▸ **WHAT YOU SHOULD DO**
Extract the lines that hold the string "Intensity".

══════════════════════════════

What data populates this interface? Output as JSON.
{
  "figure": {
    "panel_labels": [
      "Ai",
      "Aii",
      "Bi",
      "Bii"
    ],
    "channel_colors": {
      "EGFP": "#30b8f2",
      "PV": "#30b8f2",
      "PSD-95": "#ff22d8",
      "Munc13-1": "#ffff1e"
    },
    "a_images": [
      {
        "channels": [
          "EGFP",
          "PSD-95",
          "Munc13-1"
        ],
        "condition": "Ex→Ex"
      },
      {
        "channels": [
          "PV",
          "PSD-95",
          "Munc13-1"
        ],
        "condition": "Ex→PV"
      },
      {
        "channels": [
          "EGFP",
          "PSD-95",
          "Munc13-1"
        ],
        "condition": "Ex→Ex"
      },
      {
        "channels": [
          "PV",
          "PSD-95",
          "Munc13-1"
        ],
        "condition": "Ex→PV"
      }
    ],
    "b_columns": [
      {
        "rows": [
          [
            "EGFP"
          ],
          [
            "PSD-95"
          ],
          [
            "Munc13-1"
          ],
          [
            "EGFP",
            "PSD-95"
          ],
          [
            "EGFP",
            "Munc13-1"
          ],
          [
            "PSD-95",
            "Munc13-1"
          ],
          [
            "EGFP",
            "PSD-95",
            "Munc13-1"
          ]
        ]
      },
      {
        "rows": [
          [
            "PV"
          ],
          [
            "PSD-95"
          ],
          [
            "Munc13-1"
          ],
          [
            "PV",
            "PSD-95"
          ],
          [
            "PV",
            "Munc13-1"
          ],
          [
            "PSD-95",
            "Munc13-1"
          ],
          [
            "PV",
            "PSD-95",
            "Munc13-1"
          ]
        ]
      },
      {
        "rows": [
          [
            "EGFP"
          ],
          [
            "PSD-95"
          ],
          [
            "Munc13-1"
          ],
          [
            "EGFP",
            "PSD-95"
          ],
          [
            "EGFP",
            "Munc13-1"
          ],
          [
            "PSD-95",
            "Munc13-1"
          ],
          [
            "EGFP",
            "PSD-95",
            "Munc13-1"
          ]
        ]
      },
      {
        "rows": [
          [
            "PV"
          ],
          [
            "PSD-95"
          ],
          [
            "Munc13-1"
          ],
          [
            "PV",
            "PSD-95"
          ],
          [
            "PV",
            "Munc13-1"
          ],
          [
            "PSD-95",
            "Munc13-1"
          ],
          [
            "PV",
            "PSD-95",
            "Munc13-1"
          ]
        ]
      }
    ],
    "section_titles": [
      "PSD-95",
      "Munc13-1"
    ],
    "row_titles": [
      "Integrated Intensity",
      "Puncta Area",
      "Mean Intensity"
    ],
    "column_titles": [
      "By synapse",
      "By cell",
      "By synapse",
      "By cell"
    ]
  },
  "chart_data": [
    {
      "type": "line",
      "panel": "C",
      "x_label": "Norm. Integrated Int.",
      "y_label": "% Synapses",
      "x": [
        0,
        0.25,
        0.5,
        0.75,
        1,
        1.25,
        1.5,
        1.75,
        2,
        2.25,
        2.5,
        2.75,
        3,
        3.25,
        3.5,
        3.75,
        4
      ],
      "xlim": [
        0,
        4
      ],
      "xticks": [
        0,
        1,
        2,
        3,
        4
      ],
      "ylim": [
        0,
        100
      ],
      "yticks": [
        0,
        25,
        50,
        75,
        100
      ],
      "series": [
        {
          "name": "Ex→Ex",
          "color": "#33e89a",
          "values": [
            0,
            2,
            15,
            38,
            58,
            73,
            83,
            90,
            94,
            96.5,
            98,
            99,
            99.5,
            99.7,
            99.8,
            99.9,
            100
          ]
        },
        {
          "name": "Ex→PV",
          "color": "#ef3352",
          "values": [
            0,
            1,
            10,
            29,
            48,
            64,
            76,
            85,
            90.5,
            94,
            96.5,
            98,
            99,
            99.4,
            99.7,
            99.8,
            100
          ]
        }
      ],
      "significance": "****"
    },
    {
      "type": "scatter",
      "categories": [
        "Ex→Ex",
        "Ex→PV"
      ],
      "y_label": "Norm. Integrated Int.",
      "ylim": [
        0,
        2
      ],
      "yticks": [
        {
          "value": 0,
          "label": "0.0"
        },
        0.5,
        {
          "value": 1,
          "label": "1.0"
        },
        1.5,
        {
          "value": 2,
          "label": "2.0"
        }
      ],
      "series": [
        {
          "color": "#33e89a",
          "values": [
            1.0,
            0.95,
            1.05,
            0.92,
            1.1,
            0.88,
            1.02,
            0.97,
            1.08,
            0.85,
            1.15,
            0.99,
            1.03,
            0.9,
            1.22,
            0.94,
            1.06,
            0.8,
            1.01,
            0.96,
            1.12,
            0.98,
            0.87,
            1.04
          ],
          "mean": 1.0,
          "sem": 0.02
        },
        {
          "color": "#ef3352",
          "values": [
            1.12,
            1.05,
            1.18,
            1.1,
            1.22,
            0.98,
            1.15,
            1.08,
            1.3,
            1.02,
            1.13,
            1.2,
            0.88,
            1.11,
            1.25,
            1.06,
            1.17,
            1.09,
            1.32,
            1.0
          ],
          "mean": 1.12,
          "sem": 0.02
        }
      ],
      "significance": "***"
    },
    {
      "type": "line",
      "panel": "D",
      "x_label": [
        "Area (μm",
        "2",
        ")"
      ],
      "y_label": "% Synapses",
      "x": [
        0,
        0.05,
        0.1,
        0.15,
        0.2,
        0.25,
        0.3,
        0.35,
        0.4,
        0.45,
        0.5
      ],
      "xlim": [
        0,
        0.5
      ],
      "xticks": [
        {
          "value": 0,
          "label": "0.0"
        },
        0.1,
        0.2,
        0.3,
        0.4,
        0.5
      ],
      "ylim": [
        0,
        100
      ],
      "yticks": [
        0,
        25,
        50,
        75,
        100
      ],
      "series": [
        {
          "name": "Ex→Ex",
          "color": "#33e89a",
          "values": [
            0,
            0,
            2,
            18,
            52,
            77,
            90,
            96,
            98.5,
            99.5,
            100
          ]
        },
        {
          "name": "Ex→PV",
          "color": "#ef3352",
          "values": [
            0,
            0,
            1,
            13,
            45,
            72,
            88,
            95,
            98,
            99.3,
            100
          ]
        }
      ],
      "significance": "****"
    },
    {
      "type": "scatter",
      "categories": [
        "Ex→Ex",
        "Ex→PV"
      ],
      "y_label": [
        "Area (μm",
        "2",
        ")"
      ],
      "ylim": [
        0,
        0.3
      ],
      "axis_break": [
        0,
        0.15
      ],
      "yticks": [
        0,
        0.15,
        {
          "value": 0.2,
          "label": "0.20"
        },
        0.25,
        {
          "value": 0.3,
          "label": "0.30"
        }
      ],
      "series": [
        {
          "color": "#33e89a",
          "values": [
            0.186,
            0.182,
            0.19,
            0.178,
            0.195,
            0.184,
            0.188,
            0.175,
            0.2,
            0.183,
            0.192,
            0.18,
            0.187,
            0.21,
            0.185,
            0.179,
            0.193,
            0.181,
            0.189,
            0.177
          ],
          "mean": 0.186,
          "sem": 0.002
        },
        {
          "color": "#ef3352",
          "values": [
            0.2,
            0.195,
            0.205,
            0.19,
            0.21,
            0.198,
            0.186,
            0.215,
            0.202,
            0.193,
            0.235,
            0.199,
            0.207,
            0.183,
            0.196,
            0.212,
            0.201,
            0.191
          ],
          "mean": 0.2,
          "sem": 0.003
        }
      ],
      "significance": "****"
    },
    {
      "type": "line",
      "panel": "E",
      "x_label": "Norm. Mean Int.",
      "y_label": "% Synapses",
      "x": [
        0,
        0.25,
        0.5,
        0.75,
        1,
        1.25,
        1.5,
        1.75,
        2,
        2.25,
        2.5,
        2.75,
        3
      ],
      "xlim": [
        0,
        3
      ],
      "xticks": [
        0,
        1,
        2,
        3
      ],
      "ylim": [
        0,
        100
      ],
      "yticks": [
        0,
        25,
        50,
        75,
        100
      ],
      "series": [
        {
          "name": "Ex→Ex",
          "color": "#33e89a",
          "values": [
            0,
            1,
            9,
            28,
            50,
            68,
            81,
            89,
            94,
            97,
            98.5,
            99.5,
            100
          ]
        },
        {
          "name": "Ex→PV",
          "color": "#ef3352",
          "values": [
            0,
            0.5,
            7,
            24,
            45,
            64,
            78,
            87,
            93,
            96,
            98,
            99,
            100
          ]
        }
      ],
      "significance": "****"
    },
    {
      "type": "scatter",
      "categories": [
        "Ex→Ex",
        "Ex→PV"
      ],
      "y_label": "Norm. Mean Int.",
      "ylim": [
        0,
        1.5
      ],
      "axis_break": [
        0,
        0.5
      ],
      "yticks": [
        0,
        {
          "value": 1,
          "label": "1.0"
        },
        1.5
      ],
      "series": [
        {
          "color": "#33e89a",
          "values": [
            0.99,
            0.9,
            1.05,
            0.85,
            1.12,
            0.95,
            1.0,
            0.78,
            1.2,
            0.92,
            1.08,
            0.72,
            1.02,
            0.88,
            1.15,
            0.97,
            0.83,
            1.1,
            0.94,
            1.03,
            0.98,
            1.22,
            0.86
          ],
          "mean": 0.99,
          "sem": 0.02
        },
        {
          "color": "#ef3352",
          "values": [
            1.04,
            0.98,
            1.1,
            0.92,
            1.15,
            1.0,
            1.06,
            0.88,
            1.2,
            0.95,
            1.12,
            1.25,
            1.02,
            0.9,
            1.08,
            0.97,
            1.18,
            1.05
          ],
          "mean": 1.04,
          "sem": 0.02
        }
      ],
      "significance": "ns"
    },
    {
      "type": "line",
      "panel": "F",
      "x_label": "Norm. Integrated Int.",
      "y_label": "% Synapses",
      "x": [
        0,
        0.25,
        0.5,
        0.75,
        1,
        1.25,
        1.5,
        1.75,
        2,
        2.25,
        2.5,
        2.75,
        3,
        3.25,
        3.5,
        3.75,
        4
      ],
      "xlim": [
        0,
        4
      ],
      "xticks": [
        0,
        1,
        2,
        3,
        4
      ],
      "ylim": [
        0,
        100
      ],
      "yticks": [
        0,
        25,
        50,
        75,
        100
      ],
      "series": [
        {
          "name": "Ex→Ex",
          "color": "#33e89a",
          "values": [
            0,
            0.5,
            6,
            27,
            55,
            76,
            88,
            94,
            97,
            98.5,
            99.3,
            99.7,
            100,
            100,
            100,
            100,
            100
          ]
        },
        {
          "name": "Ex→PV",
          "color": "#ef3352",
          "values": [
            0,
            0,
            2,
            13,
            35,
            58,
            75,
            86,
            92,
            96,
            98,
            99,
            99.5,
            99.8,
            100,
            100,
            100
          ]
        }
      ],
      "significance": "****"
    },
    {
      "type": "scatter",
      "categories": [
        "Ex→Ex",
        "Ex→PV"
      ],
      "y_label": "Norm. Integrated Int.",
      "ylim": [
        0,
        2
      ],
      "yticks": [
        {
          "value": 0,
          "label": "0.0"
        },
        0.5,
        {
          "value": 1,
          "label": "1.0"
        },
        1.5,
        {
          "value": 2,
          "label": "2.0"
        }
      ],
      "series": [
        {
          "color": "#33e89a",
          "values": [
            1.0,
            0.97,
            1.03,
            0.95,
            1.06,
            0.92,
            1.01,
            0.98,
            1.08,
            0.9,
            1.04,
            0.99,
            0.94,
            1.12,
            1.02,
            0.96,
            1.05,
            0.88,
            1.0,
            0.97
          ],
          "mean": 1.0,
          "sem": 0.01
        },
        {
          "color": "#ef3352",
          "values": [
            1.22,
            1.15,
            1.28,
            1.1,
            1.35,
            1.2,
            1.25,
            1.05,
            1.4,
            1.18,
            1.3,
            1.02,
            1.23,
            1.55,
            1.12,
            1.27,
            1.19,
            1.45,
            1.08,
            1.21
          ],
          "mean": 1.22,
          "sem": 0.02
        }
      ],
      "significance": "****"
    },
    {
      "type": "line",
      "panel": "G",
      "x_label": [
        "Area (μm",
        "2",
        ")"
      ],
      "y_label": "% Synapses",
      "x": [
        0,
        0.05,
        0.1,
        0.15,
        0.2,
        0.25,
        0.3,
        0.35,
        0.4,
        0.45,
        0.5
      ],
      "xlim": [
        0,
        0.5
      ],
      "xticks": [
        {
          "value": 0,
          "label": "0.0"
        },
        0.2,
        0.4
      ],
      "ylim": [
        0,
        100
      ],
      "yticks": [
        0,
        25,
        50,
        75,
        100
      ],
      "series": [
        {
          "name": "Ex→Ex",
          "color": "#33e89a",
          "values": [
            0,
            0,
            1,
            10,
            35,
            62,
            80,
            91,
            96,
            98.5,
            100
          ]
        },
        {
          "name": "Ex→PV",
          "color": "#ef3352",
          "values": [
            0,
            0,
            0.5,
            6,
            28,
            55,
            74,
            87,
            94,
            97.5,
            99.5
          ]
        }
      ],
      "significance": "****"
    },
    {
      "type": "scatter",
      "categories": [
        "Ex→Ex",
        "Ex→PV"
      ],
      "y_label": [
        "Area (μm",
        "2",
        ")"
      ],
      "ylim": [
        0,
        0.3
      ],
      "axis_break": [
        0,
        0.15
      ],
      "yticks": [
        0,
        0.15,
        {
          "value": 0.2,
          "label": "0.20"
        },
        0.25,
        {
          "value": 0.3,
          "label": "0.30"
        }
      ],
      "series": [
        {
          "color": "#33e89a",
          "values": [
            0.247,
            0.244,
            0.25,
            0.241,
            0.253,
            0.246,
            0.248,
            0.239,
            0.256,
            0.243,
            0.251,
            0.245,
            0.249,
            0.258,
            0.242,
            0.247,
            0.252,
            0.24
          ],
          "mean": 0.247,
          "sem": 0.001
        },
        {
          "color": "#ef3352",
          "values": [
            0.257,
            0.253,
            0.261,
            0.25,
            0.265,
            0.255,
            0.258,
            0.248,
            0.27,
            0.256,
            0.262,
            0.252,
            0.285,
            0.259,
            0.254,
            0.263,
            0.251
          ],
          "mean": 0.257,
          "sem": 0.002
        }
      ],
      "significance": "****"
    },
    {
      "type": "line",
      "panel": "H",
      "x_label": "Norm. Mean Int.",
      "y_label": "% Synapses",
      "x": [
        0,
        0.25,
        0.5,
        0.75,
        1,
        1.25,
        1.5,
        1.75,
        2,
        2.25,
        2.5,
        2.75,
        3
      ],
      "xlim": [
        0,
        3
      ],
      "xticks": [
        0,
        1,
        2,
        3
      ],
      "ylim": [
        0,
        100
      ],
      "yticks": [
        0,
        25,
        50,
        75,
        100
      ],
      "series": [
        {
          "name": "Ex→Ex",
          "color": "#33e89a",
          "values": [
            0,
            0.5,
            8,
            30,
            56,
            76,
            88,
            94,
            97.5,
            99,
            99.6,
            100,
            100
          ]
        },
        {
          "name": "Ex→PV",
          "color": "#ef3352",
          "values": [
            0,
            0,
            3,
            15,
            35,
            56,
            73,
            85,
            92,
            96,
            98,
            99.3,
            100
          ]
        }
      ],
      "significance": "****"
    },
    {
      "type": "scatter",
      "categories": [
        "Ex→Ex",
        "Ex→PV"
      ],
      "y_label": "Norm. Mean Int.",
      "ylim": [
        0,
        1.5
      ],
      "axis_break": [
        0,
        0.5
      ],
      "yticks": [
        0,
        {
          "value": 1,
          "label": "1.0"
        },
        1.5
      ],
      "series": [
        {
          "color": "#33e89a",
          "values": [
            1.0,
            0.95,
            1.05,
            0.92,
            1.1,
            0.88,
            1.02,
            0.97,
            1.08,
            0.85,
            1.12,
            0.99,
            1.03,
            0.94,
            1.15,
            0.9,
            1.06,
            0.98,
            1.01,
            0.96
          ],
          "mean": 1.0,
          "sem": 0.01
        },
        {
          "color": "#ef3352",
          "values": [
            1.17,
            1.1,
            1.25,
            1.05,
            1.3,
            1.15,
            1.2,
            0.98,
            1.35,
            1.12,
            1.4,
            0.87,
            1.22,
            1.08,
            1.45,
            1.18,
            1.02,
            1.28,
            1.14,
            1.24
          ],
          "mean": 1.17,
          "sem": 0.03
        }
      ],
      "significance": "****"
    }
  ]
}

══════════════════════════════

▸ **TASK RESPONSE**
      "Integrated Intensity",
      "Mean Intensity"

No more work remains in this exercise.